C++ converting binary string to decimal string

Question

I have a binary string that is potentially greater than 64 bits/characters. I would like to convert it into base-10 so that I can output it to the console.

As far as I know, c++ doesn't support any integers greater than 64 bits, with exceptions to compiler specific types. Therefore, I would need to convert the binary string to a base-10 string (as opposed to a base-10 integer) if I want to output it to the console in a human-readable form.

I have the following code...

int char_to_int(const char c) {
    return ((int) c) - 48;
}

std::string string_addition(std::string s1, std::string s2) {
    std::string ret = "";
    // making sure the two strings are the same length
    while(s1.size() > s2.size())
        s2 = '0' + s2;
    while (s2.size() > s1.size())
        s1 = '0' + s1;
    
    // adding and carrying
    for (int32_t i = (int32_t) s1.size(); i >= 0; i--)
        ret[i] = (char) ((char_to_int(s1[i]) + char_to_int(s2[i])) + 48);
    for (int32_t i = (int32_t) ret.size() - 1; i >= 0; i--)
        ...
    // then finally returning
    return ret
}

std::string to_base_ten(const std::string& s) {
    std::string ret = "";
    for (size_t i = 0; i < s.size(); i++) {
        // for each digit, calculate the appropriate number to add
        int64_t temp = s[i] * (int) std::pow(2, i);
        // performing addition with strings because of potential integer overflow issues
        ret = string_addition(ret, std::to_string(temp));
    }

    return ret;
}

...which just gets tedious and hard to read/understand because of converting with strings. Are there any simpler or more efficient ways of accomplishing this task?

Answer 1

Are there any simpler or more efficient ways of accomplishing this task?

I will post this as an answer to the general query of "converting a binary string to a decimal string".

Assuming that the issue has to do with an arbitrary size decimal, then one solution is to use an arbitrary precision library. One such library is boost multiprecision, most notably the boost::multiprecision::cpp_int type.

The following example shows usage of the cpp_int type, as well as the std::accumulate function to build the decimal string, based on the current binary digit being processed:

#include <boost/multiprecision/cpp_int.hpp>
#include <iostream>
#include <string>
#include <numeric>

namespace mp = boost::multiprecision;

std::string to_base_10(std::string binary_digits)

### Parts of the exercise
1. In the thread on converting a binary string to a decimal string, which type from boost multiprecision does the first answer single out?
2. Duplicate the part of the binary-to-decimal string thread starting with "C++ converting binary" and going on through "the following code...".
3. Pick up the binary-to-decimal string thread where it stops and keep writing it.

### Dataset records
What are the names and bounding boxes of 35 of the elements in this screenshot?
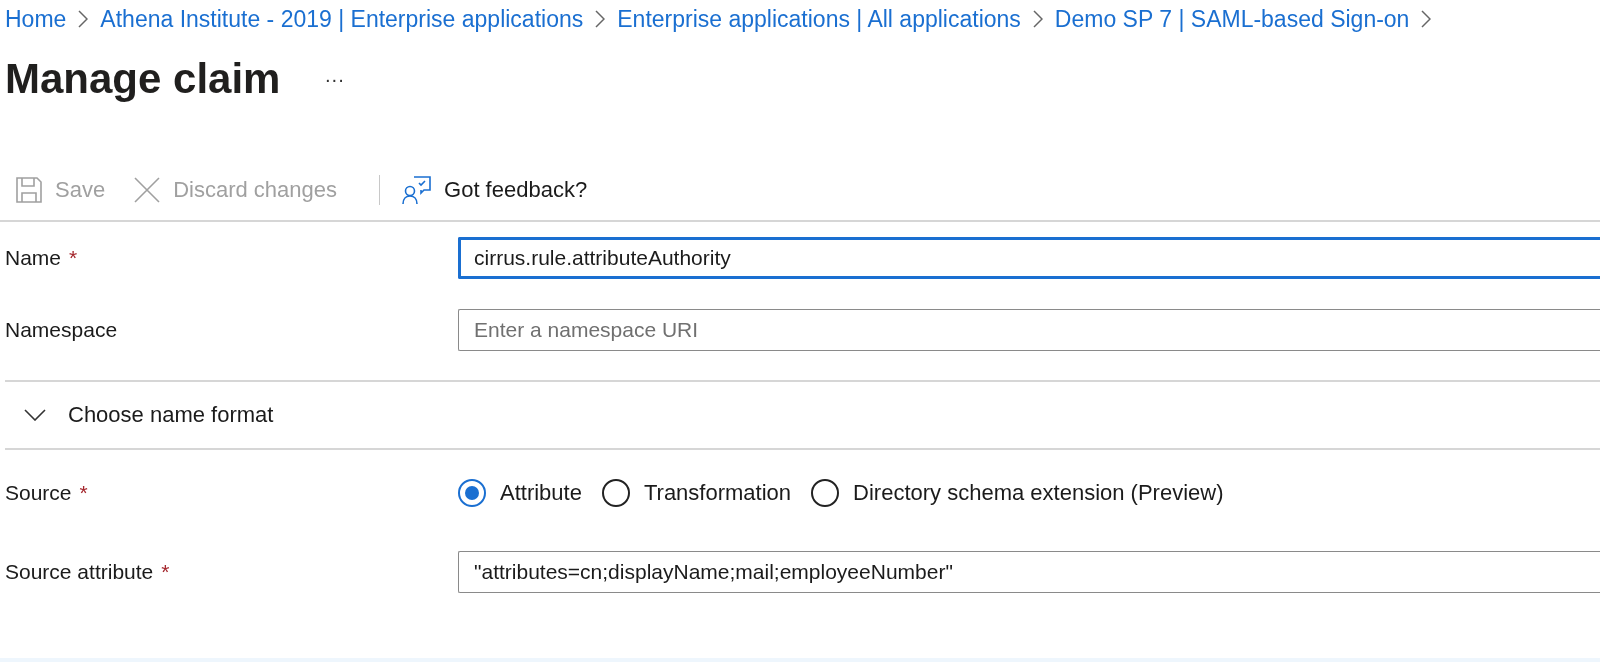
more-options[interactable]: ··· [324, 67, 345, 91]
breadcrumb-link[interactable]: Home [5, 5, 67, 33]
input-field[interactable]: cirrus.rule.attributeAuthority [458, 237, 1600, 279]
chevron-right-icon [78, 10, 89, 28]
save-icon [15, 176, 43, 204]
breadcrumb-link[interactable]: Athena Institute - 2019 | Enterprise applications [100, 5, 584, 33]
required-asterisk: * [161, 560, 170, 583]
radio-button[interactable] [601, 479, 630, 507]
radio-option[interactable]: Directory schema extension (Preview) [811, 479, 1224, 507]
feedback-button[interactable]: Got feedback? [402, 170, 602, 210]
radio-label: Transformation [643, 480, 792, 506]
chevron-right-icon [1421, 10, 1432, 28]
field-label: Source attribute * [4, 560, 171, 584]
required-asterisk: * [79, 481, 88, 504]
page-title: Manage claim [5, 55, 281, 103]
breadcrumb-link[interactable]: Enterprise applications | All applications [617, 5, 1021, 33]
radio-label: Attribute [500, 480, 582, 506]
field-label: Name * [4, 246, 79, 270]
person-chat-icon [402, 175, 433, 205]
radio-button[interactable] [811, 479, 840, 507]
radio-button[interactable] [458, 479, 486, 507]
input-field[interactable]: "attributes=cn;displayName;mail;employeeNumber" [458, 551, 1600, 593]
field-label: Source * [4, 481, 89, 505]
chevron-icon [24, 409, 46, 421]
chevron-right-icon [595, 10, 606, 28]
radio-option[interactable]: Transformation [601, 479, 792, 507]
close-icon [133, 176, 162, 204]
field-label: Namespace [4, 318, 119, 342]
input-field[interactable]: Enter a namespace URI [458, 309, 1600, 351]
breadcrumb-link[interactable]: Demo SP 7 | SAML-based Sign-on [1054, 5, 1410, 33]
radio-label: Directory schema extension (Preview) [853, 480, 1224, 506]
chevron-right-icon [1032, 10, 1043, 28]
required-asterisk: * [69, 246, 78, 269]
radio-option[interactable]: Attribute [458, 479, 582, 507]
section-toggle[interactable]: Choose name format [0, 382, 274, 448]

### The results
1. The boost::multiprecision::cpp_int type.

2.
C++ converting binary string to decimal string

Question

I have a binary string that is potentially greater than 64 bits/characters. I would like to convert it into base-10 so that I can output it to the console.

As far as I know, c++ doesn't support any integers greater than 64 bits, with exceptions to compiler specific types. Therefore, I would need to convert the binary string to a base-10 string (as opposed to a base-10 integer) if I want to output it to the console in a human-readable form.

I have the following code...

3.
{
    using Int = mp::cpp_int;
    int curPower = 0;
    return std::accumulate(binary_digits.rbegin(), binary_digits.rend(), Int(),
                    [&](Int total, char ch) 
                    { 
                        if ( ch == '1')  // check if digit is 1
                            total += mp::pow(mp::cpp_int(2), curPower); // equivalent to total + 2^curPower                   
                        ++curPower;  // add 1 to the current power 
                        return total;                            
                    }).str(); // convert the final result to a string
}

int main() 
{
    auto s = to_base_10("10001110000011010101010101111000001101010100111000111000111110001110001111111000000011111111110");
    std::cout << s;
}

Output:

21981495524443696438500395006

The std::accumulate function will process the string from right-to-left (using the reverse iterators rbegin and rend), checking to see if the current digit is 1.

If the digit is 1, then then value of 2^current_power is added to the total. The current power is incremented, and the process is repeated. The str() function is a member of cpp_int that converts the final result to a string.

Also note that there is no string_addition function. It is not necessary when building the cpp_int, which will eventually be converted to a string at the end of the processing.

Answer 2

Are there any simpler or more efficient ways of accomplishing this task?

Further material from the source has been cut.